Quella notifica che non riesci ad ignorare, quel bisogno impellente di controllare la mail, quel gesto automatico, nei momenti d’attesa, di tirare fuori il cellulare e dare un’occhiata di sfuggita ai social network. Nel racconto di “The Social Dilemma”, l’ultima pellicola firmata da Jeff Orlowski e disponibile su Netflix, si nasconde il lato più subdolo dei social, quello in grado di manipolarci lentamente e renderci schiavi di un sistema virtuale da miliardi e miliardi di dollari.

Usare la prima persona plurale, in questo caso, è lecito. Scrivo “noi” perché il discorso ci riguarda tutti. Avete un telefono, un account Instagram, Facebook, Twitter, Youtube o anche solo un indirizzo mail? Allora siete dentro al circolo tanto quanto me, che di anni ne ho 20, sono cresciuto immerso nella tecnologia e vivo in un mondo che gravita attorno a Internet. Orlowski dà vita a un documentario che finalmente parla di una tematica attuale senza rimpiangere i tempi che furono. Per l’intera durata della proiezione non ci sono espressioni malinconiche sugli anni ’80, non ci sono riferimenti al mondo dorato del boom economico e nemmeno frasi fatte sulla bellezza delle cartoline estive oggi brutalmente sostituite dai messaggi.
Ci sono, invece, le parole di chi queste tecnologie le ha inventate, sviluppate e dirette. Uomini e donne che sono stati a capo delle maggiori piattaforme virtuali o hanno contribuito alla creazione degli intricati algoritmi che regolano il loro funzionamento. Grazie a loro, capisci che nulla di ciò che vedi è casuale. Tutto viene proposto con l’obiettivo di tenerti collegato il più possibile, perché ogni minuto di connessione equivale ad un minuto di guadagno.

“Se il prodotto non si paga, vuol dire che il prodotto sei tu”. Ed è proprio così. Dietro ad un profilo social o ad una ricerca fatta distrattamente su Internet, si cela un sistema che raccoglie informazioni. Così, un algoritmo personalizza alla perfezione i contenuti sui quali finirai per imbatterti. Sembra assurdo pensarlo, ma, dopo un certo tempo passato a navigare, la rete ti conosce meglio di quanto tu conosca te stesso. È per questo che, un giorno o l’altro, vedrai a lato di un sito la pubblicità di un viaggio che da tempo hai intenzione di fare, di una macchina che forse hai visto nel concessionario poco lontano da casa o di quel set di elastici per l’allenamento che, con le palestre chiuse per il lockdown, mesi fa ti volevi comprare.

^^^^^^^^^^^^^^^^

CONSEGNE:
A – Rispondi in base al brano:
(i) Chi firma "The Social Dilemma" e su quale piattaforma è disponibile?
(ii) Quanti anni dichiara di avere chi scrive?
(iii) A che cosa equivale ogni minuto di connessione?
B – Traduci in inglese questa frase del brano: "Tutto viene proposto con l’obiettivo di tenerti collegato il più possibile, perché ogni minuto di connessione equivale ad un minuto di guadagno."
C – Prosegui il brano su "The Social Dilemma" a partire dall'ultima frase riportata.

ESTRATTO DATI:
^^^^^^^^^^^^^^^^

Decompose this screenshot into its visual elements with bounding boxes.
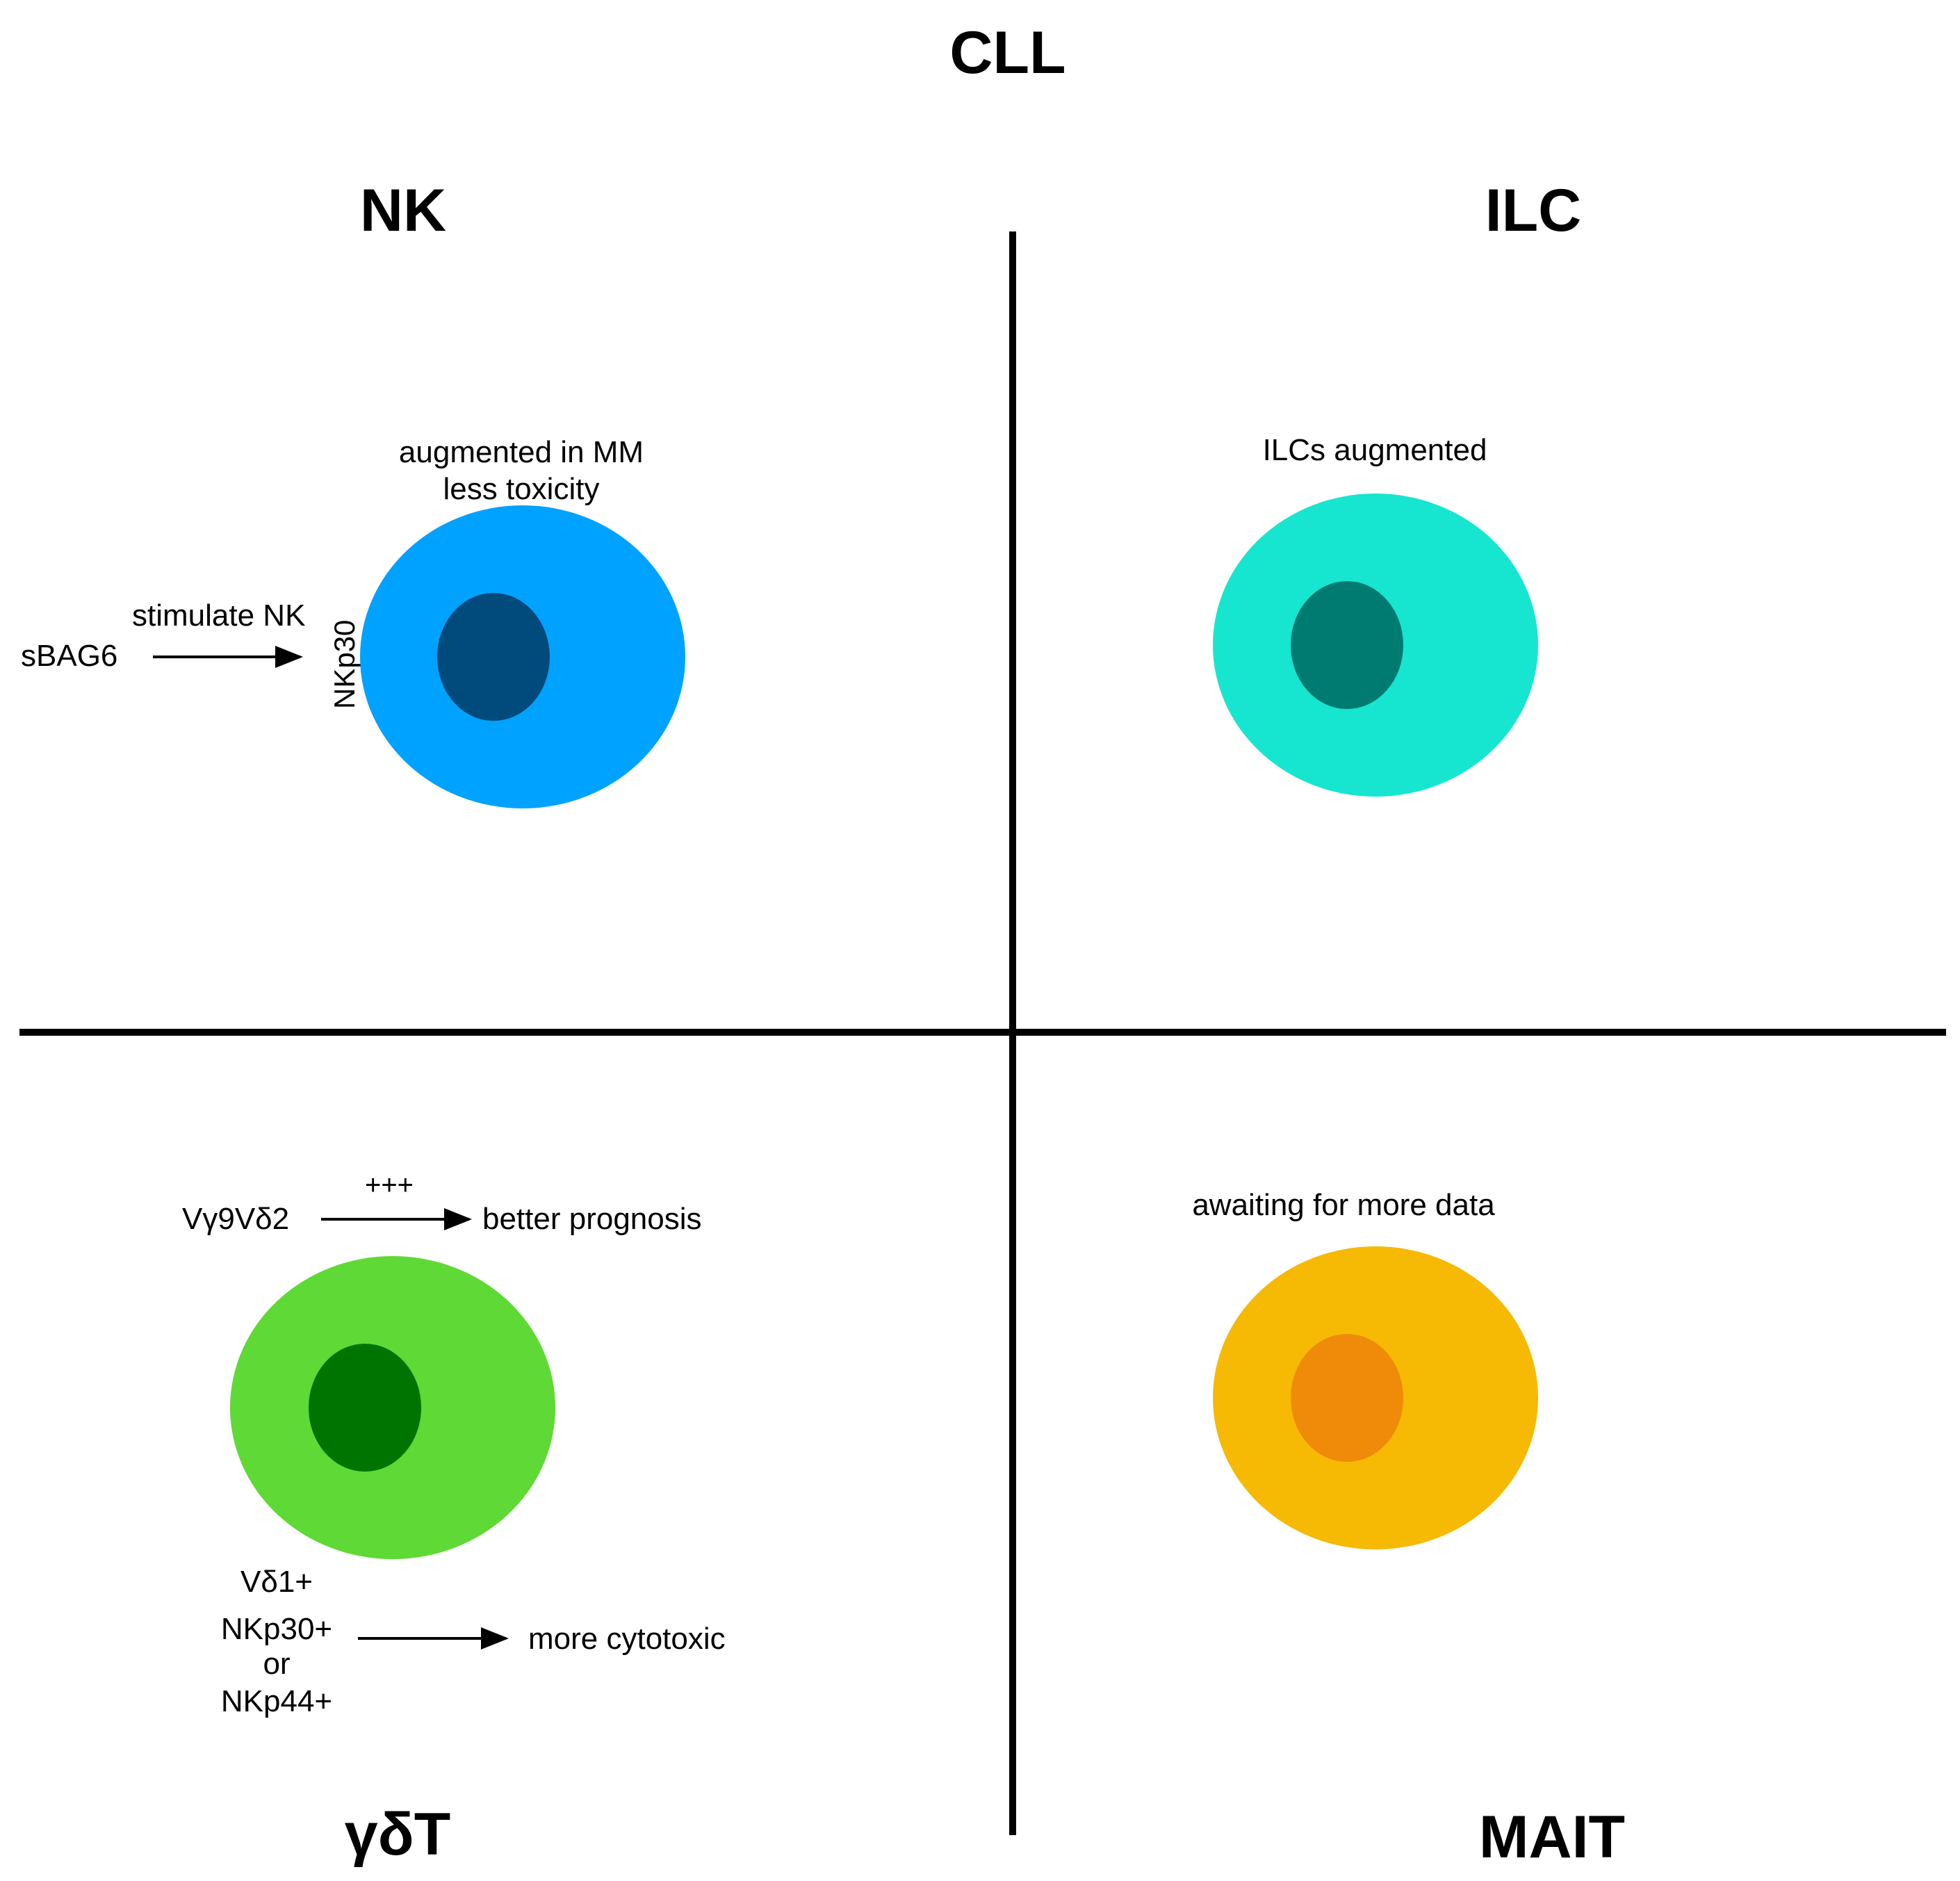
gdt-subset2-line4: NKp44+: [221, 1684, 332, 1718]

^^^^^^^^^^^^^^^^

RISULTATI PER CONSEGNA:
A –
(i) Jeff Orlowski; è disponibile su Netflix.
(ii) 20 anni.
(iii) A un minuto di guadagno.

B – Everything is offered with the aim of keeping you connected as long as possible, because every minute of connection equals a minute of profit.

C –
Anche Instagram, ad esempio, funziona allo stesso modo. L’ordine in cui i post e le storie ti appaiono è frutto di un calcolo. Il database sa quanti secondi hai passato a guardare un video piuttosto che un altro, quante volte hai cercato il profilo della ragazza o del ragazzo che ti piace, con quale frequenza hai consultato post che trattano di un argomento specifico. Tutte queste informazioni vengono raccolte e analizzate: il risultato è un identikit perfetto. Il social ha ora a disposizione una bambola voodoo con le tue sembianze. Può usarla per influenzarti e tu non riuscirai a rendertene conto.
Detta così può spaventare ed è infatti questo il motivo per il quale, i protagonisti di The Social Dilemma, hanno deciso di partecipare al progetto e rilasciare le interviste. Le loro testimonianze hanno origine da un disagio etico. Si sono resi conto che i social, nati con le migliori intenzioni, gli sono infine sfuggiti di mano. Adesso sono in grado di studiarci, di indirizzare le nostre scelte e decidere quale sarà il nostro comportamento sulla piattaforma.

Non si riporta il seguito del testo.